■ OBJECTIVE: Copy out each line that mentions the word "this".

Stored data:
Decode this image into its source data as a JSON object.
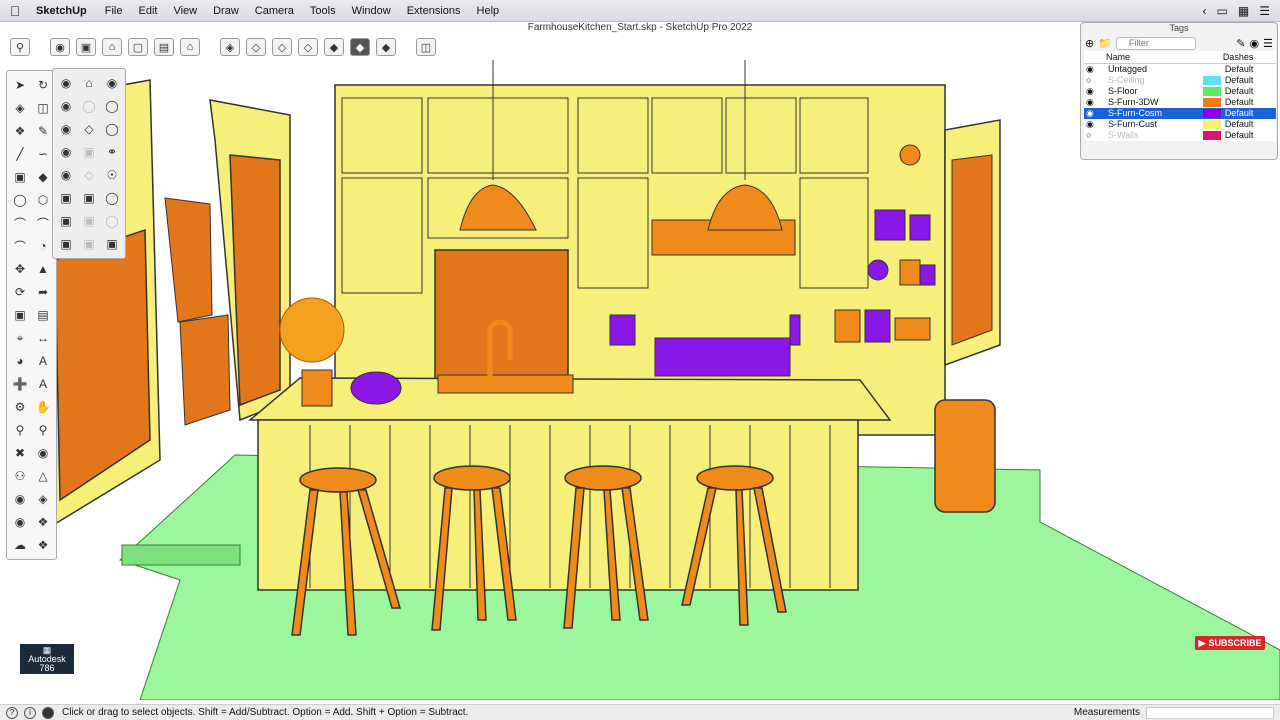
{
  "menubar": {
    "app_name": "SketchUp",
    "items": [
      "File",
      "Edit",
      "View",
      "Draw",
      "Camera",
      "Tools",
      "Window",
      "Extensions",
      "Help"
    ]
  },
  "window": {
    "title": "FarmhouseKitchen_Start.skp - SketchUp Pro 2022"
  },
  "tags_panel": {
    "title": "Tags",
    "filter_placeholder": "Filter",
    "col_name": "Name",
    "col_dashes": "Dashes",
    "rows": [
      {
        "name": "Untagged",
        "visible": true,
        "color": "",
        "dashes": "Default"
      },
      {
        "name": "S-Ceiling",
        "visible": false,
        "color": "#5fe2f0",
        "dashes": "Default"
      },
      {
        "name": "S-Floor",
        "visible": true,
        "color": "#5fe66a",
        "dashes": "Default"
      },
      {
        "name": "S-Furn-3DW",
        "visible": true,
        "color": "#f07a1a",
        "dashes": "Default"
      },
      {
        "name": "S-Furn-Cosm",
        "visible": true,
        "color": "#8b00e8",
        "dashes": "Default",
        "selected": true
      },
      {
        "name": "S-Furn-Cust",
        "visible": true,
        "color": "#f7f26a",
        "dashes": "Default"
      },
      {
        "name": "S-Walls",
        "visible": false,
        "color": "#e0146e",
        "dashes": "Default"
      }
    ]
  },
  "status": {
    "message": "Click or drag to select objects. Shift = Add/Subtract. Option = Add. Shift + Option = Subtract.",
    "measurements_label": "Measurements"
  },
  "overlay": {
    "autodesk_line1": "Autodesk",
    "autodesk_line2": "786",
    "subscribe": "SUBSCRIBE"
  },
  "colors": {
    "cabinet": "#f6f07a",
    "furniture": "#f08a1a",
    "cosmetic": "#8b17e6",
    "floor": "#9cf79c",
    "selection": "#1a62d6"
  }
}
...
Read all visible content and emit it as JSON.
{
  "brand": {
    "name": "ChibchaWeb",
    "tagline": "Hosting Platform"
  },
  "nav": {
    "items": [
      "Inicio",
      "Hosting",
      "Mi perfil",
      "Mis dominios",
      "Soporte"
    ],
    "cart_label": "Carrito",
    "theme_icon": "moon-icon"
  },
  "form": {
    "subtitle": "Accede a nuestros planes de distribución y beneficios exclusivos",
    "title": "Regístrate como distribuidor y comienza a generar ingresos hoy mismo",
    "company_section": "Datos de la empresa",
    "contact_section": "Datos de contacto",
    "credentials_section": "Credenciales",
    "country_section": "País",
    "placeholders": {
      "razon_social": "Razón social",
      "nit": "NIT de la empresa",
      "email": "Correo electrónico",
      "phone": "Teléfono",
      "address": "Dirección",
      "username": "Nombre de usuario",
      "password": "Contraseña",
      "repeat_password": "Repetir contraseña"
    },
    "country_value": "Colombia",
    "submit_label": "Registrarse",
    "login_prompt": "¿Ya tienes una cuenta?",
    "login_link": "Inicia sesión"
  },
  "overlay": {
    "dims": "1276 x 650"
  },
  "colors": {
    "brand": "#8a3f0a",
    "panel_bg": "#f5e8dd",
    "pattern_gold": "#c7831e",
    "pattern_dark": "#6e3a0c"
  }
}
---
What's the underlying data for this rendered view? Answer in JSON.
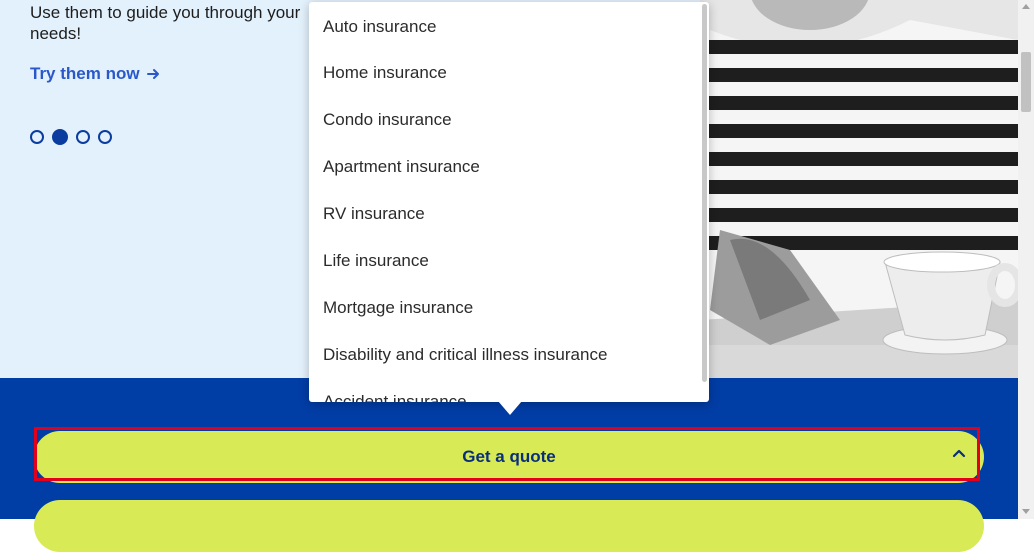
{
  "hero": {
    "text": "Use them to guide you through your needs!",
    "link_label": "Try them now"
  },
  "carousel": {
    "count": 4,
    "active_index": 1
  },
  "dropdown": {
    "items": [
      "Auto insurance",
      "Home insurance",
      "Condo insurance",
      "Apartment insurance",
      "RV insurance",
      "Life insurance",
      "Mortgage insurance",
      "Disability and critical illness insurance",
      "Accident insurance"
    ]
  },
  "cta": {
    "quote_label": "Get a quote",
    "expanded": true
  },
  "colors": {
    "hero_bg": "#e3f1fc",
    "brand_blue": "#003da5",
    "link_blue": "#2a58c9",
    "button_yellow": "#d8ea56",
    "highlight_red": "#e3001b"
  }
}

■ IN RESPONSE:
Decode this image into its source data as a JSON object.
What's the underlying data for this rendered view? Answer in JSON.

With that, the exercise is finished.